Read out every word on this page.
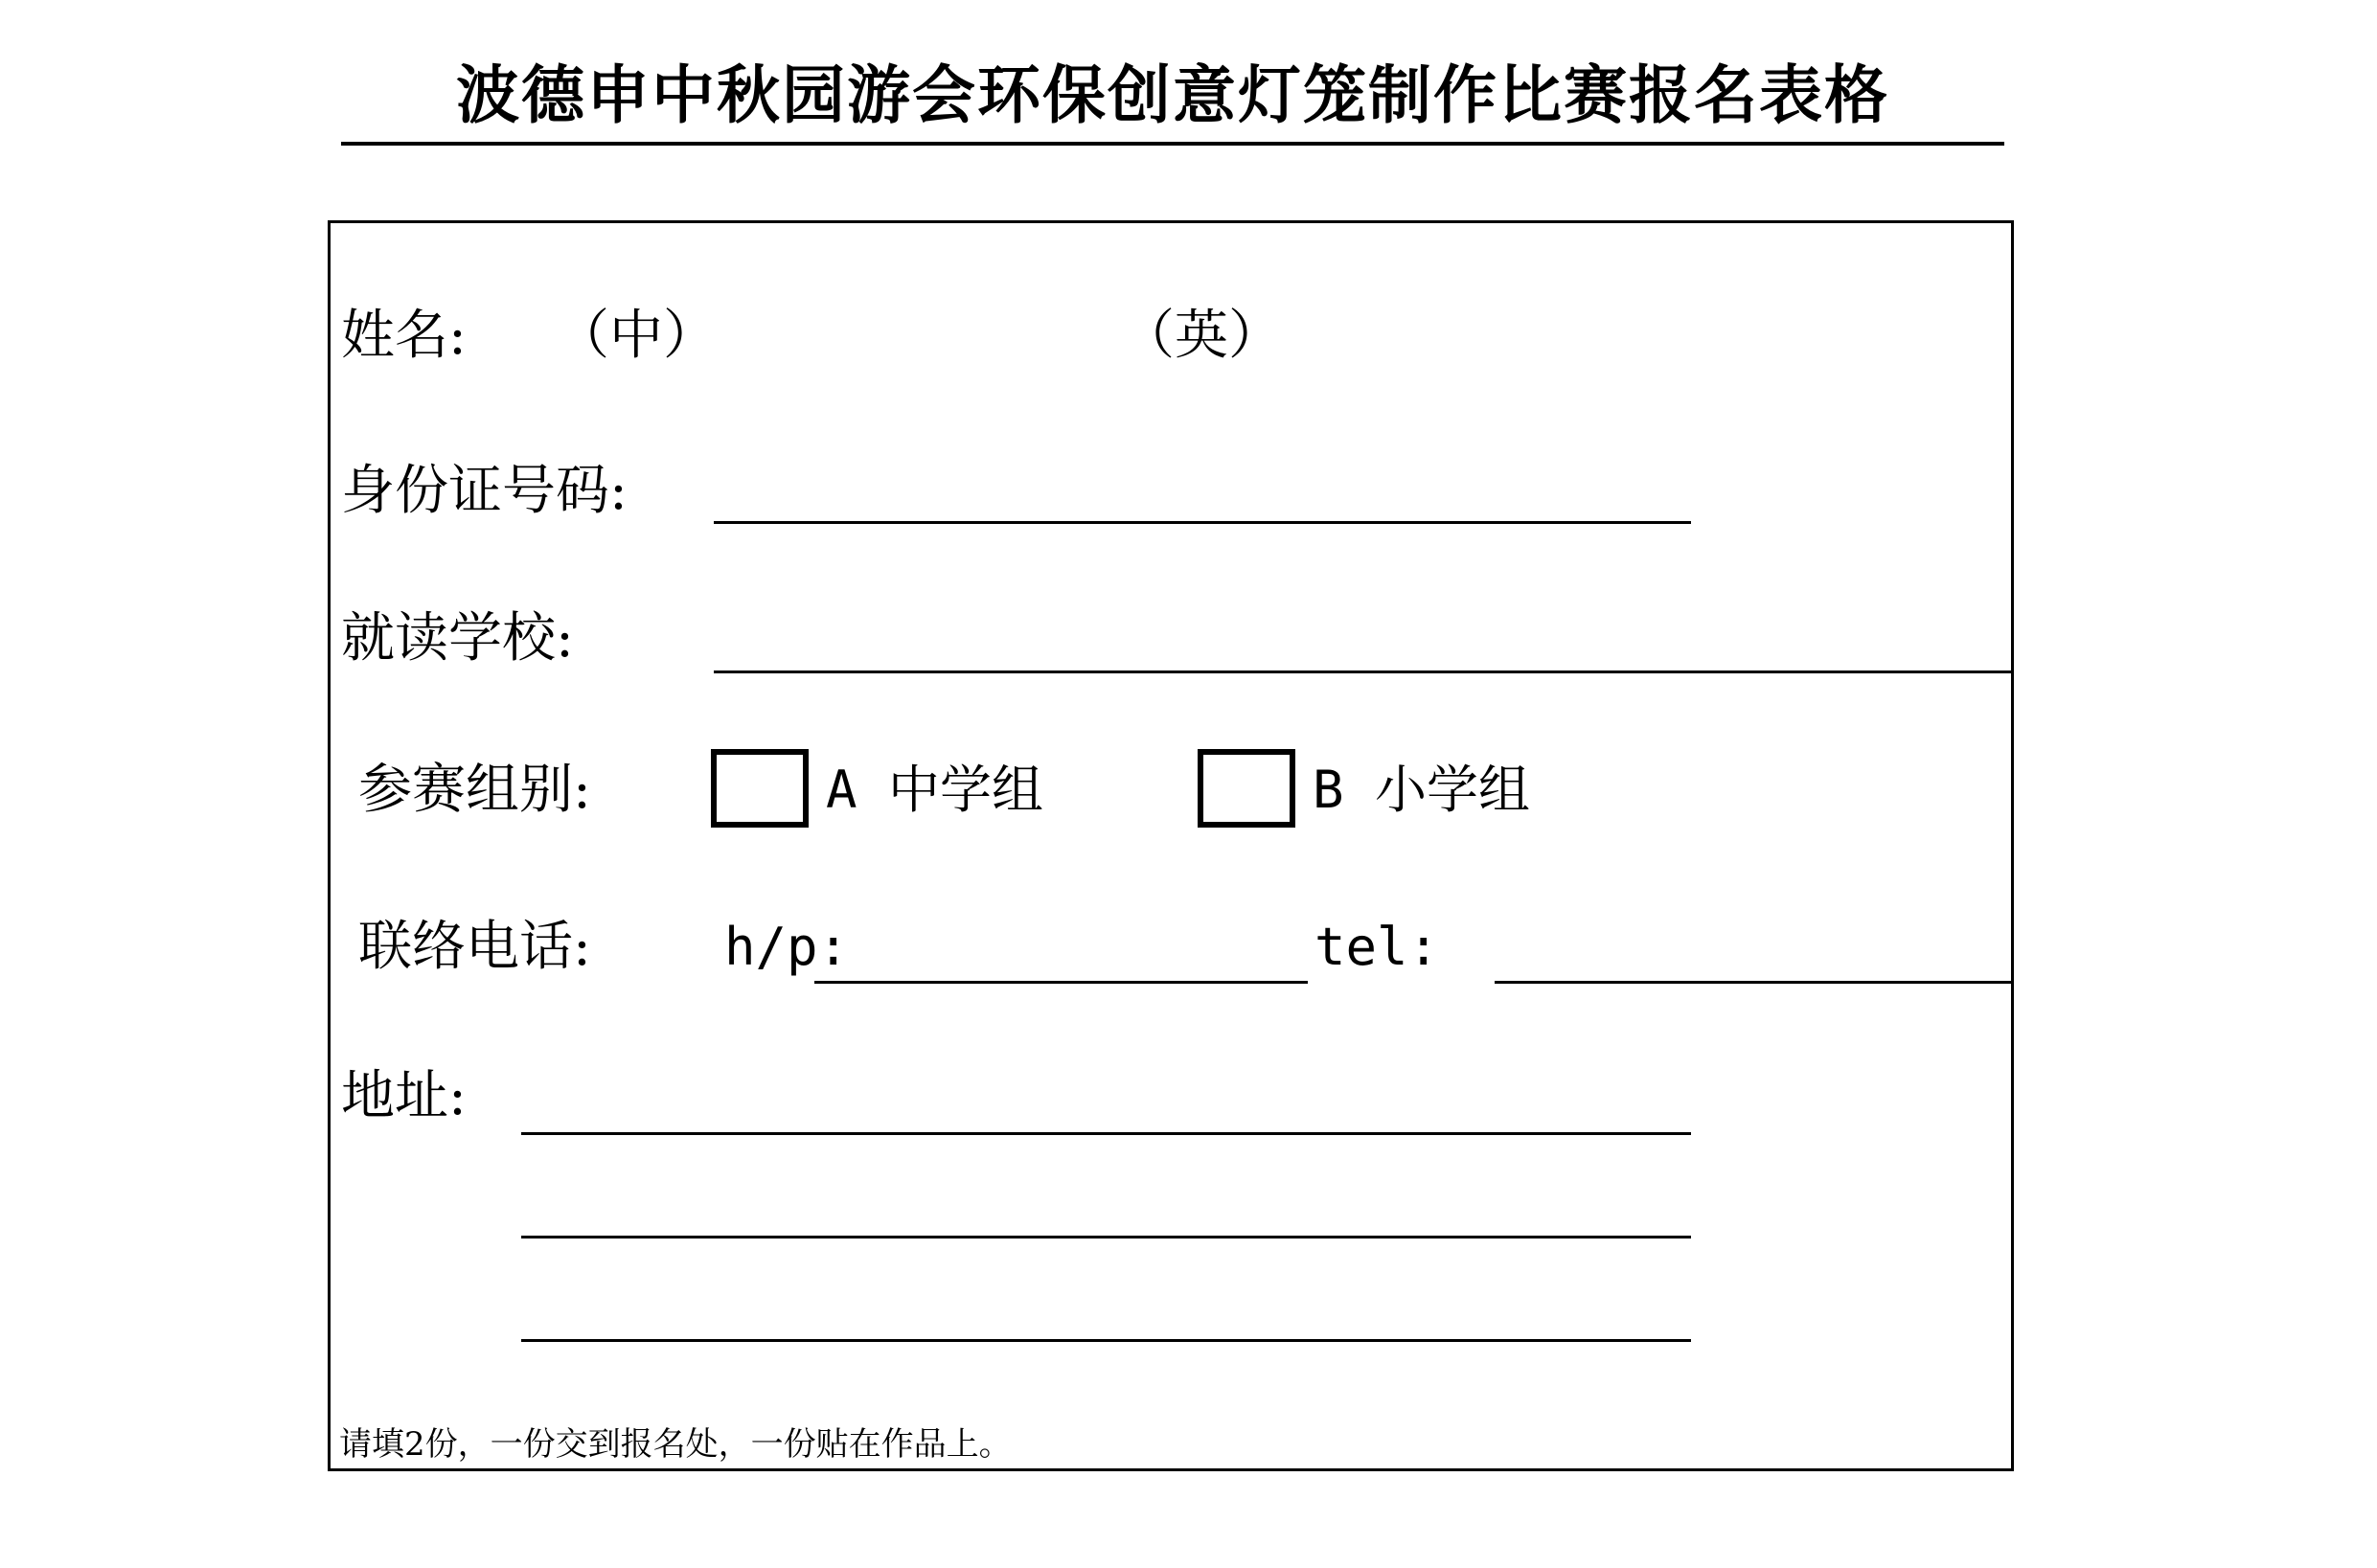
波德申中秋园游会环保创意灯笼制作比赛报名表格
姓名: （中）	（英）
身份证号码:
就读学校:
参赛组别:	A 中学组	B 小学组
联络电话:	h/p:	tel:
地址:
请填2份，一份交到报名处，一份贴在作品上。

● ● ●

• **Exercise task**:
Leave out the pictures and repeat everything else in the records exactly.

• **The output**:
Read out every word on this page.
波德申中秋园游会环保创意灯笼制作比赛报名表格
姓名: （中）	（英）
身份证号码:
就读学校:
参赛组别:	A 中学组	B 小学组
联络电话:	h/p:	tel:
地址:
请填2份，一份交到报名处，一份贴在作品上。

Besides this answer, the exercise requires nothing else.